::: Raw data

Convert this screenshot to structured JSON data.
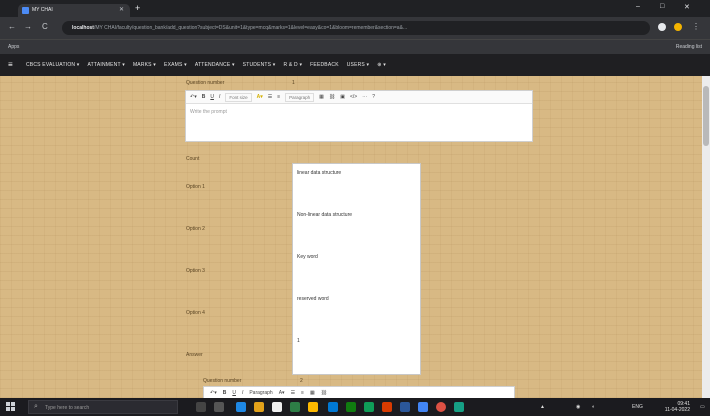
{
  "browser": {
    "tab_title": "MY CHAI",
    "new_tab": "+",
    "url_host": "localhost",
    "url_rest": "/MY CHAI/faculty/question_bank/add_question?subject=DS&unit=1&type=mcq&marks=1&level=easy&co=1&bloom=remember&section=a&...",
    "bookmark_label": "Apps",
    "reading_list": "Reading list",
    "window_controls": {
      "minimize": "–",
      "maximize": "□",
      "close": "✕"
    },
    "nav": {
      "back": "←",
      "forward": "→",
      "reload": "C"
    }
  },
  "app_nav": {
    "menu": "≡",
    "items": [
      "CBCS EVALUATION ▾",
      "ATTAINMENT ▾",
      "MARKS ▾",
      "EXAMS ▾",
      "ATTENDANCE ▾",
      "STUDENTS ▾",
      "R & D ▾",
      "FEEDBACK",
      "USERS ▾",
      "⊕ ▾"
    ]
  },
  "form": {
    "question_number_label": "Question number",
    "question_number_value": "1",
    "editor_placeholder": "Write the prompt",
    "font_select": "Font size",
    "format_select": "Paragraph",
    "count_label": "Count",
    "option_labels": [
      "Option 1",
      "Option 2",
      "Option 3",
      "Option 4"
    ],
    "answer_label": "Answer",
    "options": [
      "linear data structure",
      "Non-linear data structure",
      "Key word",
      "reserved word"
    ],
    "answer_value": "1",
    "question_number_label_2": "Question number",
    "question_number_value_2": "2"
  },
  "taskbar": {
    "search_placeholder": "Type here to search",
    "time": "09:41",
    "date": "11-04-2022",
    "language": "ENG"
  },
  "colors": {
    "page_background": "#d8b984",
    "nav_background": "#1f1f22",
    "browser_dark": "#202124"
  }
}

::::::

# Work required
Reproduce each line holding the word "CHAI".

# Written answer
    "tab_title": "MY CHAI",
    "url_rest": "/MY CHAI/faculty/question_bank/add_question?subject=DS&unit=1&type=mcq&marks=1&level=easy&co=1&bloom=remember&section=a&...",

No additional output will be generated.